> _Выбранный отрывок_:
«Повесть о Сонечке» Марины Цветаевой

Oct 19, 2014 19:24


Точно здесь, внутри книги, всё время полумрак, рембрандтовское локальное освещение, идёт снег, изображение размыто. Смазано.

Ибо, во-первых, описываются 1918 - 1919 годы (легендарное время, не менее легендарная театральная студия под руководством Вахтангова, куда Цветаеву приводит Павел Антокольский и где она влюбляется в Юрия Завадского, причём все они, будущие лауреаты и классики, отчаянно молоды и ещё не нашли себя), о которых никогда ничего не было понятно. Ни с короткой дистанции, когда всё ещё неоформленно, свежо, но неохватно, ни, тем более, теперь.

Да Цветаева даже и не пытается разобраться в «общественных процессах», перепахавших и её, и её жизнь тоже «красным колесом», так как, во-вторых, речь здесь идёт о чувствах и только.

В этом тексте 1937-го года, написанном незадолго до возвращения из Франции в Россию, Цветаева описывает свой, насколько я понимаю, платонический роман с Софьей Голлидей, актрисой и вахтанговской студийкой.

Странный многоугольник с участием Марины, Сонечки, Павлика, Юры, в которого все влюблены и внезапно пропавшего Вовы, который исчезает не только из Москвы, но и вовсе пропадает «без вести» непонятно где, кончается ничем.

Сначала, вроде, все скучены в одном месте, возле Вахтангова или на маринином диване под волшебным фонарём, но, затем, как это водится, жизнь разбрасывает людей по разным местам.

Получив сообщение о том, что Голлидей мертва уже, как минимум, три года, Марина Ивановна откладывает творческие дела и всё своё лето на океане (Lacanau-Ocean) проводит в компании духов прошлого и призраков мёртвых людей.

> _Записи_:

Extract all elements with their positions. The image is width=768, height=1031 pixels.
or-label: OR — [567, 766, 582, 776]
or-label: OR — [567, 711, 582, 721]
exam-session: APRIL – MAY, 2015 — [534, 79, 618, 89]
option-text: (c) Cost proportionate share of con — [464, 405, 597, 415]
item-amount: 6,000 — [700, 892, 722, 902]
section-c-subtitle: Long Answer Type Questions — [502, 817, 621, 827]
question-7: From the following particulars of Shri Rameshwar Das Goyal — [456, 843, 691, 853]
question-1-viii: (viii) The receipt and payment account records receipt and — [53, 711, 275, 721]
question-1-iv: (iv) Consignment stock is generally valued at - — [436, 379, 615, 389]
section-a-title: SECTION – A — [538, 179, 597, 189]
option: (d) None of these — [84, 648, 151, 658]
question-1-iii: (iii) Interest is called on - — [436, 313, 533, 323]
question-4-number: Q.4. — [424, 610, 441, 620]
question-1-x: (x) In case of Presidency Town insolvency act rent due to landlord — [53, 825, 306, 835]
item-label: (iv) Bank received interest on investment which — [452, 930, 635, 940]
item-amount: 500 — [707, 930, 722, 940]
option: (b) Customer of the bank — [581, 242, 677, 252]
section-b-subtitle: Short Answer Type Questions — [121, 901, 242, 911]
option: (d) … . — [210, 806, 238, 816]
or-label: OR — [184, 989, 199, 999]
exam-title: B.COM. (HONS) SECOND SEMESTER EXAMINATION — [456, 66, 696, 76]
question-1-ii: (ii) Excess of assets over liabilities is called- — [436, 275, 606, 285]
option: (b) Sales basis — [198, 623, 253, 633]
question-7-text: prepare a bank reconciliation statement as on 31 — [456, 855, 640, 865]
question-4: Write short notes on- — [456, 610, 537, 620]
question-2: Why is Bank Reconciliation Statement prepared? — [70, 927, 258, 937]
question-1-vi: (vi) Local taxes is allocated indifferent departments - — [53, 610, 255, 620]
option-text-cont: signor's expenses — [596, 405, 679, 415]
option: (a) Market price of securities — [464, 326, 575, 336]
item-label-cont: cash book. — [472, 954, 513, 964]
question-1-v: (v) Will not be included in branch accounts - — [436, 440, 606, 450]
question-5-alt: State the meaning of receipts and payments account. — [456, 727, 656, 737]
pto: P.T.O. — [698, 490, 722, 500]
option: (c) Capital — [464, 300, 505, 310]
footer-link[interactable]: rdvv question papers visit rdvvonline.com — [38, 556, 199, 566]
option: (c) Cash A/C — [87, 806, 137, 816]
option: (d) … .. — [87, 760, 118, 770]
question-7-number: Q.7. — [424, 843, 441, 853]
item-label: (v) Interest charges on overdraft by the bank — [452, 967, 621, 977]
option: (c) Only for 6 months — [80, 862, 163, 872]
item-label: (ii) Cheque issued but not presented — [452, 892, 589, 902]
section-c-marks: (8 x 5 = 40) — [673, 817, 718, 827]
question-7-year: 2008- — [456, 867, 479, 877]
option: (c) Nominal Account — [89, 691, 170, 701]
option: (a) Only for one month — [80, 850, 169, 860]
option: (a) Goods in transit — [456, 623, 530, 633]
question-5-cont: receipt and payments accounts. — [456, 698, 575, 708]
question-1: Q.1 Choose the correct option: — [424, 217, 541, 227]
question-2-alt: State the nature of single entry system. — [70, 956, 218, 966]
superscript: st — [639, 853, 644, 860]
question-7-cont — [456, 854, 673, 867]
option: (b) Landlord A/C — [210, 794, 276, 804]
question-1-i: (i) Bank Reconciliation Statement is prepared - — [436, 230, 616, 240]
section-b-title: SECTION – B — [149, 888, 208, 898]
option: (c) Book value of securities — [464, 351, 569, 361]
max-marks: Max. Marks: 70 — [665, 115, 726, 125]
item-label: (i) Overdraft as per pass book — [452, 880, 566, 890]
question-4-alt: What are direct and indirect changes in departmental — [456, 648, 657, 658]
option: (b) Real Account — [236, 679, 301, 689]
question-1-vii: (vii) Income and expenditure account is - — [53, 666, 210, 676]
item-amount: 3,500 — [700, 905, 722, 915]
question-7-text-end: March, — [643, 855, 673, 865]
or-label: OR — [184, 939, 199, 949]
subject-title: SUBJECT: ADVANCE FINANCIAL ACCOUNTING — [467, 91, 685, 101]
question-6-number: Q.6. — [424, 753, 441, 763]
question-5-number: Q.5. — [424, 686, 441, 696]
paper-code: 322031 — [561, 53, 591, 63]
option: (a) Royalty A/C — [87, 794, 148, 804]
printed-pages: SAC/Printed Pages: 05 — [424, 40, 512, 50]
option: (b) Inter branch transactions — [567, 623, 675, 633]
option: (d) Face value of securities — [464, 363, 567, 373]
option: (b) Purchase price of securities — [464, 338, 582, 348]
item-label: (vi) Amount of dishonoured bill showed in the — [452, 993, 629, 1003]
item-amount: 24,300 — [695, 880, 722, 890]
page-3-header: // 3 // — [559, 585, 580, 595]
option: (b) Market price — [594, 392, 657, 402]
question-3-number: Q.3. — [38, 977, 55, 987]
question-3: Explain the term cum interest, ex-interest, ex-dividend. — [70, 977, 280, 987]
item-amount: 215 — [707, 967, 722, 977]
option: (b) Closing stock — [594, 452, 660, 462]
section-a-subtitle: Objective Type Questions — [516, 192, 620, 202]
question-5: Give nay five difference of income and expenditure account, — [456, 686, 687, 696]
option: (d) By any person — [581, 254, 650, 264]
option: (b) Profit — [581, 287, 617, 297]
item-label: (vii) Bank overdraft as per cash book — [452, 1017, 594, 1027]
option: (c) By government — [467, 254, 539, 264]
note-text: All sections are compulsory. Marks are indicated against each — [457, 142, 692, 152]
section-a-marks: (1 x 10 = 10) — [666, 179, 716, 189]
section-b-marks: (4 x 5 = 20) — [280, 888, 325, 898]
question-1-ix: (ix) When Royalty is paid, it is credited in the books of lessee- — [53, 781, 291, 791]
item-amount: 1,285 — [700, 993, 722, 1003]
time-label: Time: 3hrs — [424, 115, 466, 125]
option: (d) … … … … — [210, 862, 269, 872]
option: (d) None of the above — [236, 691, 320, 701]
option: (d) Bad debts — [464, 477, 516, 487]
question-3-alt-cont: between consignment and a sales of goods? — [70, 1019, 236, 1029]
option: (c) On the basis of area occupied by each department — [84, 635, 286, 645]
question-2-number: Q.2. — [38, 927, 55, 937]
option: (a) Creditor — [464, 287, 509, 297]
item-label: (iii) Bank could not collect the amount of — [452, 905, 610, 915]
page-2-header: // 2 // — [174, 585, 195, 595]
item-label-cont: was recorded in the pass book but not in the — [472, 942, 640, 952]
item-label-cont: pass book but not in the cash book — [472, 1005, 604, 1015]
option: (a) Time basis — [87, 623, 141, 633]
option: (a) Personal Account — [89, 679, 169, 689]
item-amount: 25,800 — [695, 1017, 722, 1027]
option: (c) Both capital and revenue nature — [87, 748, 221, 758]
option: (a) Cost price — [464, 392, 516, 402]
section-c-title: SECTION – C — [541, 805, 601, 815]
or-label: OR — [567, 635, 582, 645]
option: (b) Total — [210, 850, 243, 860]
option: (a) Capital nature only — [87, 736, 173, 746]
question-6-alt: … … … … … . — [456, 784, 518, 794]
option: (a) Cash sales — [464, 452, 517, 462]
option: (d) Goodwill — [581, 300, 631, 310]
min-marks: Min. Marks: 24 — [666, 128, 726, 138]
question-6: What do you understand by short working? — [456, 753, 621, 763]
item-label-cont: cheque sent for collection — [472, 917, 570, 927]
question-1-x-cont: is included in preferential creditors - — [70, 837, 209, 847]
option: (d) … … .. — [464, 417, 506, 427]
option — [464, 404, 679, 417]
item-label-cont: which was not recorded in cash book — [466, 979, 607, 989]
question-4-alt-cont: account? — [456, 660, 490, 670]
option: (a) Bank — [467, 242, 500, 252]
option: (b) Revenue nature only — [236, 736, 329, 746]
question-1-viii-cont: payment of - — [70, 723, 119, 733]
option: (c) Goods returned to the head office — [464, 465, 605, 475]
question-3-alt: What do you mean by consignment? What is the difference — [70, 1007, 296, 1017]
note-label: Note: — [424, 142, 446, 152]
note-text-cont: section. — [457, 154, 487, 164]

> _Что сделать_:
- 1) Перепишите без изменений часть записей от самого их начала до строки, в которой есть «question-1-viii: (viii) The», включая и первую, и эту строку.
- 2) Продолжите заметку о «Повести о Сонечке» после её последнего предложения.

> _Ответы по заданиям_:
- 1)
Extract all elements with their positions. The image is width=768, height=1031 pixels.
or-label: OR — [567, 766, 582, 776]
or-label: OR — [567, 711, 582, 721]
exam-session: APRIL – MAY, 2015 — [534, 79, 618, 89]
option-text: (c) Cost proportionate share of con — [464, 405, 597, 415]
item-amount: 6,000 — [700, 892, 722, 902]
section-c-subtitle: Long Answer Type Questions — [502, 817, 621, 827]
question-7: From the following particulars of Shri Rameshwar Das Goyal — [456, 843, 691, 853]
question-1-viii: (viii) The receipt and payment account records receipt and — [53, 711, 275, 721]

- 2)
«Повесть о Сонечке», странном человеке и гениальной, но так до конца и не состоявшейся актрисе, память о которой растворилась задолго до её смерти, по сути, есть некролог, под затянувшийся на десятки страниц и две объёмные части.

Как если Цветаева никак не может распрощаться с персонажами и обстоятельствами собственной молодости, пока не выпишет их из себя целиком.






«Повесть о Сонечке» создана в ожидании возвращения на родину - и, если смотреть на текст под этим углом зрения, становится понятным меланхолическая романтика, с какой Цветаева описывает первые годы существования Советской республики.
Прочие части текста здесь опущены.